## REQUIREMENTS
Output an exact reproduction of the data.

(Stored entries)
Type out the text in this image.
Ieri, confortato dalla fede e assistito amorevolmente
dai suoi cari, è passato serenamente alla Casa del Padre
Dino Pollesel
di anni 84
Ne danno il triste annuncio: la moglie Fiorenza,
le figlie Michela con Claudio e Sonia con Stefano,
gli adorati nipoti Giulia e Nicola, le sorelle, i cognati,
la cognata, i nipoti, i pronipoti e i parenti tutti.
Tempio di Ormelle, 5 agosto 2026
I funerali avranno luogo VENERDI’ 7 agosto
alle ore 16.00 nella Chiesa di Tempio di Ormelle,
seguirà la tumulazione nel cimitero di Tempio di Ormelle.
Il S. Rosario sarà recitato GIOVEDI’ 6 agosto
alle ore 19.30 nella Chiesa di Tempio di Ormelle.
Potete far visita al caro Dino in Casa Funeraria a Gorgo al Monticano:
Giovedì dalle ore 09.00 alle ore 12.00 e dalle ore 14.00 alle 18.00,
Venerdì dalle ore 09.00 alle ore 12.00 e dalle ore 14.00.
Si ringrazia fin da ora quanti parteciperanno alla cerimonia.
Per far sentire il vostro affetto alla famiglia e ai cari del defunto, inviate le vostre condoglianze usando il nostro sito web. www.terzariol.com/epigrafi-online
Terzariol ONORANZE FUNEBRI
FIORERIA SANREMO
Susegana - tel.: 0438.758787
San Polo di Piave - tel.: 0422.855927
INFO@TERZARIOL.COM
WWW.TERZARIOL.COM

## REPLY
Type out the text in this image.
Ieri, confortato dalla fede e assistito amorevolmente
dai suoi cari, è passato serenamente alla Casa del Padre
Dino Pollesel
di anni 84
Ne danno il triste annuncio: la moglie Fiorenza,
le figlie Michela con Claudio e Sonia con Stefano,
gli adorati nipoti Giulia e Nicola, le sorelle, i cognati,
la cognata, i nipoti, i pronipoti e i parenti tutti.
Tempio di Ormelle, 5 agosto 2026
I funerali avranno luogo VENERDI’ 7 agosto
alle ore 16.00 nella Chiesa di Tempio di Ormelle,
seguirà la tumulazione nel cimitero di Tempio di Ormelle.
Il S. Rosario sarà recitato GIOVEDI’ 6 agosto
alle ore 19.30 nella Chiesa di Tempio di Ormelle.
Potete far visita al caro Dino in Casa Funeraria a Gorgo al Monticano:
Giovedì dalle ore 09.00 alle ore 12.00 e dalle ore 14.00 alle 18.00,
Venerdì dalle ore 09.00 alle ore 12.00 e dalle ore 14.00.
Si ringrazia fin da ora quanti parteciperanno alla cerimonia.
Per far sentire il vostro affetto alla famiglia e ai cari del defunto, inviate le vostre condoglianze usando il nostro sito web. www.terzariol.com/epigrafi-online
Terzariol ONORANZE FUNEBRI
FIORERIA SANREMO
Susegana - tel.: 0438.758787
San Polo di Piave - tel.: 0422.855927
INFO@TERZARIOL.COM
WWW.TERZARIOL.COM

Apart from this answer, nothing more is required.